_Dataset records:_
============
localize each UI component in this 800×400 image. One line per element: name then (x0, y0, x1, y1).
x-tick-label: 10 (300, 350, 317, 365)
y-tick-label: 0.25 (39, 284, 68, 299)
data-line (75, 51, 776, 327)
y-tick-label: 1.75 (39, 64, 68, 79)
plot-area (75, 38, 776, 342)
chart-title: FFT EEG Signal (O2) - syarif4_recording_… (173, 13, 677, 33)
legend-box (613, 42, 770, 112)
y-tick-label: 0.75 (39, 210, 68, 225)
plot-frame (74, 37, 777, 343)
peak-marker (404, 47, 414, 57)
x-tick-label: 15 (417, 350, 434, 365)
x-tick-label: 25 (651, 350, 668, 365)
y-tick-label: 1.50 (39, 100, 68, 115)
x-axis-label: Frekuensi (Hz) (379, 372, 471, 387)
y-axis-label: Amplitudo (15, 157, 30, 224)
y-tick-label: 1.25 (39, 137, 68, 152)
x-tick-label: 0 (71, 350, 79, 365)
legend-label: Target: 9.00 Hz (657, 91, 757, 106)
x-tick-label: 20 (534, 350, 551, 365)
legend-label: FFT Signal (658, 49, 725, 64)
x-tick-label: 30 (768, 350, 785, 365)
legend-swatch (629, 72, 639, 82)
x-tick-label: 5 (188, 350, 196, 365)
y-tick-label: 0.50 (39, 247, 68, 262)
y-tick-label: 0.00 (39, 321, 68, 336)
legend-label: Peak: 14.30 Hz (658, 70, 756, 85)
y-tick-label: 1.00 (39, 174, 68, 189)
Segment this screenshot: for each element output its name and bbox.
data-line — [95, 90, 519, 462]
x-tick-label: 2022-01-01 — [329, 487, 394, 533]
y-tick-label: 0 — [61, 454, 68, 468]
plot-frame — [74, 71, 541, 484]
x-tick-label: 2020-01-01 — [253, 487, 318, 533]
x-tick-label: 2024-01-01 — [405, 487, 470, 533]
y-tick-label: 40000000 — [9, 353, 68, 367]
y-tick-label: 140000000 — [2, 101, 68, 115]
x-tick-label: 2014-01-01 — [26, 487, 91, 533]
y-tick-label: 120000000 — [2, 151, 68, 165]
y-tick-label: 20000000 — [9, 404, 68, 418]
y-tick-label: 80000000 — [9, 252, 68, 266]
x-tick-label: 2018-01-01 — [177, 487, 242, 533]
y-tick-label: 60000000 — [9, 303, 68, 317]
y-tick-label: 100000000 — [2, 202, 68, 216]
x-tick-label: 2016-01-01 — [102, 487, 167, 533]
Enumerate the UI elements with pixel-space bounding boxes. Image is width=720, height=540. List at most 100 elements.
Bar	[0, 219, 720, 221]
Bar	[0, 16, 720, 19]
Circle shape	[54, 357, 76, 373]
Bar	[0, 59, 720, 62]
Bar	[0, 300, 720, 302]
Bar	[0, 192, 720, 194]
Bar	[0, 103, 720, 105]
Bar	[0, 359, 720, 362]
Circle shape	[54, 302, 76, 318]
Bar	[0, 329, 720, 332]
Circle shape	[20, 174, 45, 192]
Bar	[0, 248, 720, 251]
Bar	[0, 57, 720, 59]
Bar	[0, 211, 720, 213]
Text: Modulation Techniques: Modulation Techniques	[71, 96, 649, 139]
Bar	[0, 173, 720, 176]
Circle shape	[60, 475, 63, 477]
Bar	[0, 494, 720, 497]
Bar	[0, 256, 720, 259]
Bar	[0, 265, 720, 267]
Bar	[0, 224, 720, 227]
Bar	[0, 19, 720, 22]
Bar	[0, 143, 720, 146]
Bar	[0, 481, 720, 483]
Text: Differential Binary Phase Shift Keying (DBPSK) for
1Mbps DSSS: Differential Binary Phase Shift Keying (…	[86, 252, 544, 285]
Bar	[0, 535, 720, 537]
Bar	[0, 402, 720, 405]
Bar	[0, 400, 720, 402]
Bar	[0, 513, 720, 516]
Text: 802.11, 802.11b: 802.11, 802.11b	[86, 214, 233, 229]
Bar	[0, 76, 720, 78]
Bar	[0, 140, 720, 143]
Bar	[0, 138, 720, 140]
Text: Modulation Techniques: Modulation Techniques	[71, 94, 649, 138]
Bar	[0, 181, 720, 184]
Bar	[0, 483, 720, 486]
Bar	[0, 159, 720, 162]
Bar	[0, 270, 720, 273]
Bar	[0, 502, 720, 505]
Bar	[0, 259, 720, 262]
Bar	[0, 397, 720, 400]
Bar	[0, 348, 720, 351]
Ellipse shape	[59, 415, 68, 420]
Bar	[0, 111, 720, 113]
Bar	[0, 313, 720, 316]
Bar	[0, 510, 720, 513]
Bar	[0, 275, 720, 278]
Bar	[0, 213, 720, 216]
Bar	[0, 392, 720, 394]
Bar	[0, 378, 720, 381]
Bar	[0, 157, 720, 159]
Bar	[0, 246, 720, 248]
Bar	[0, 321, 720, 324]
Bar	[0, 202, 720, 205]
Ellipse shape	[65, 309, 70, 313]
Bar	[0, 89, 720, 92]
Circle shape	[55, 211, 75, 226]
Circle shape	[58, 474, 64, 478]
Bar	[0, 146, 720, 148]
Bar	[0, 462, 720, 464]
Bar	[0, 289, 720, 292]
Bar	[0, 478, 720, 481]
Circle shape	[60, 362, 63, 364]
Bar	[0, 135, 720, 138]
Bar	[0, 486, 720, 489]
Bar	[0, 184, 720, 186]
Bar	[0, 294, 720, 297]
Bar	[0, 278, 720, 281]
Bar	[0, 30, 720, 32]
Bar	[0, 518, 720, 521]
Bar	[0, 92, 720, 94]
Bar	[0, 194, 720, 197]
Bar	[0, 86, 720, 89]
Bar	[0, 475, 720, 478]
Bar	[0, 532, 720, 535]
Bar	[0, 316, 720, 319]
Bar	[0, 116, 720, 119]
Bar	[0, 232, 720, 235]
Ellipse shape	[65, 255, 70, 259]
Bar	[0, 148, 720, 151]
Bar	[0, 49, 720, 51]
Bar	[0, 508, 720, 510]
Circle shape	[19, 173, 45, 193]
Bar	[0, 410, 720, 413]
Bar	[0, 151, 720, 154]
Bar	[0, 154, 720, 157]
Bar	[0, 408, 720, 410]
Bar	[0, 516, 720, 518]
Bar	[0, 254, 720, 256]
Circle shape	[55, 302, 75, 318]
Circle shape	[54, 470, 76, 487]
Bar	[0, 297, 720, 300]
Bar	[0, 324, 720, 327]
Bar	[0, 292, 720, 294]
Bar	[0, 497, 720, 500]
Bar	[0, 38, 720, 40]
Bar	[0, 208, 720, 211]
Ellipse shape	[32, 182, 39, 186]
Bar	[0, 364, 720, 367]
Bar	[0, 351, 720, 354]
============
_The request:_ Repeat every line of the material above, without changing a single character.

_Exercise solution:_
localize each UI component in this 800×400 image. One line per element: name then (x0, y0, x1, y1).
x-tick-label: 10 (300, 350, 317, 365)
y-tick-label: 0.25 (39, 284, 68, 299)
data-line (75, 51, 776, 327)
y-tick-label: 1.75 (39, 64, 68, 79)
plot-area (75, 38, 776, 342)
chart-title: FFT EEG Signal (O2) - syarif4_recording_… (173, 13, 677, 33)
legend-box (613, 42, 770, 112)
y-tick-label: 0.75 (39, 210, 68, 225)
plot-frame (74, 37, 777, 343)
peak-marker (404, 47, 414, 57)
x-tick-label: 15 (417, 350, 434, 365)
x-tick-label: 25 (651, 350, 668, 365)
y-tick-label: 1.50 (39, 100, 68, 115)
x-axis-label: Frekuensi (Hz) (379, 372, 471, 387)
y-axis-label: Amplitudo (15, 157, 30, 224)
y-tick-label: 1.25 (39, 137, 68, 152)
x-tick-label: 0 (71, 350, 79, 365)
legend-label: Target: 9.00 Hz (657, 91, 757, 106)
x-tick-label: 20 (534, 350, 551, 365)
legend-label: FFT Signal (658, 49, 725, 64)
x-tick-label: 30 (768, 350, 785, 365)
legend-swatch (629, 72, 639, 82)
x-tick-label: 5 (188, 350, 196, 365)
y-tick-label: 0.50 (39, 247, 68, 262)
y-tick-label: 0.00 (39, 321, 68, 336)
legend-label: Peak: 14.30 Hz (658, 70, 756, 85)
y-tick-label: 1.00 (39, 174, 68, 189)
Segment this screenshot: for each element output its name and bbox.
data-line — [95, 90, 519, 462]
x-tick-label: 2022-01-01 — [329, 487, 394, 533]
y-tick-label: 0 — [61, 454, 68, 468]
plot-frame — [74, 71, 541, 484]
x-tick-label: 2020-01-01 — [253, 487, 318, 533]
x-tick-label: 2024-01-01 — [405, 487, 470, 533]
y-tick-label: 40000000 — [9, 353, 68, 367]
y-tick-label: 140000000 — [2, 101, 68, 115]
x-tick-label: 2014-01-01 — [26, 487, 91, 533]
y-tick-label: 120000000 — [2, 151, 68, 165]
y-tick-label: 20000000 — [9, 404, 68, 418]
y-tick-label: 80000000 — [9, 252, 68, 266]
x-tick-label: 2018-01-01 — [177, 487, 242, 533]
y-tick-label: 60000000 — [9, 303, 68, 317]
y-tick-label: 100000000 — [2, 202, 68, 216]
x-tick-label: 2016-01-01 — [102, 487, 167, 533]
Enumerate the UI elements with pixel-space bounding boxes. Image is width=720, height=540. List at most 100 elements.
Bar	[0, 219, 720, 221]
Bar	[0, 16, 720, 19]
Circle shape	[54, 357, 76, 373]
Bar	[0, 59, 720, 62]
Bar	[0, 300, 720, 302]
Bar	[0, 192, 720, 194]
Bar	[0, 103, 720, 105]
Bar	[0, 359, 720, 362]
Circle shape	[54, 302, 76, 318]
Bar	[0, 329, 720, 332]
Circle shape	[20, 174, 45, 192]
Bar	[0, 248, 720, 251]
Bar	[0, 57, 720, 59]
Bar	[0, 211, 720, 213]
Text: Modulation Techniques: Modulation Techniques	[71, 96, 649, 139]
Bar	[0, 173, 720, 176]
Circle shape	[60, 475, 63, 477]
Bar	[0, 494, 720, 497]
Bar	[0, 256, 720, 259]
Bar	[0, 265, 720, 267]
Bar	[0, 224, 720, 227]
Bar	[0, 19, 720, 22]
Bar	[0, 143, 720, 146]
Bar	[0, 481, 720, 483]
Text: Differential Binary Phase Shift Keying (DBPSK) for
1Mbps DSSS: Differential Binary Phase Shift Keying (…	[86, 252, 544, 285]
Bar	[0, 535, 720, 537]
Bar	[0, 402, 720, 405]
Bar	[0, 400, 720, 402]
Bar	[0, 513, 720, 516]
Text: 802.11, 802.11b: 802.11, 802.11b	[86, 214, 233, 229]
Bar	[0, 76, 720, 78]
Bar	[0, 140, 720, 143]
Bar	[0, 138, 720, 140]
Text: Modulation Techniques: Modulation Techniques	[71, 94, 649, 138]
Bar	[0, 181, 720, 184]
Bar	[0, 483, 720, 486]
Bar	[0, 159, 720, 162]
Bar	[0, 270, 720, 273]
Bar	[0, 502, 720, 505]
Bar	[0, 259, 720, 262]
Bar	[0, 397, 720, 400]
Bar	[0, 348, 720, 351]
Ellipse shape	[59, 415, 68, 420]
Bar	[0, 111, 720, 113]
Bar	[0, 313, 720, 316]
Bar	[0, 510, 720, 513]
Bar	[0, 275, 720, 278]
Bar	[0, 213, 720, 216]
Bar	[0, 392, 720, 394]
Bar	[0, 378, 720, 381]
Bar	[0, 157, 720, 159]
Bar	[0, 246, 720, 248]
Bar	[0, 321, 720, 324]
Bar	[0, 202, 720, 205]
Ellipse shape	[65, 309, 70, 313]
Bar	[0, 89, 720, 92]
Circle shape	[55, 211, 75, 226]
Circle shape	[58, 474, 64, 478]
Bar	[0, 146, 720, 148]
Bar	[0, 462, 720, 464]
Bar	[0, 289, 720, 292]
Bar	[0, 478, 720, 481]
Circle shape	[60, 362, 63, 364]
Bar	[0, 135, 720, 138]
Bar	[0, 486, 720, 489]
Bar	[0, 184, 720, 186]
Bar	[0, 294, 720, 297]
Bar	[0, 278, 720, 281]
Bar	[0, 30, 720, 32]
Bar	[0, 518, 720, 521]
Bar	[0, 92, 720, 94]
Bar	[0, 194, 720, 197]
Bar	[0, 86, 720, 89]
Bar	[0, 475, 720, 478]
Bar	[0, 532, 720, 535]
Bar	[0, 316, 720, 319]
Bar	[0, 116, 720, 119]
Bar	[0, 232, 720, 235]
Ellipse shape	[65, 255, 70, 259]
Bar	[0, 148, 720, 151]
Bar	[0, 49, 720, 51]
Bar	[0, 508, 720, 510]
Circle shape	[19, 173, 45, 193]
Bar	[0, 410, 720, 413]
Bar	[0, 151, 720, 154]
Bar	[0, 154, 720, 157]
Bar	[0, 408, 720, 410]
Bar	[0, 516, 720, 518]
Bar	[0, 254, 720, 256]
Circle shape	[55, 302, 75, 318]
Circle shape	[54, 470, 76, 487]
Bar	[0, 297, 720, 300]
Bar	[0, 324, 720, 327]
Bar	[0, 292, 720, 294]
Bar	[0, 497, 720, 500]
Bar	[0, 38, 720, 40]
Bar	[0, 208, 720, 211]
Ellipse shape	[32, 182, 39, 186]
Bar	[0, 364, 720, 367]
Bar	[0, 351, 720, 354]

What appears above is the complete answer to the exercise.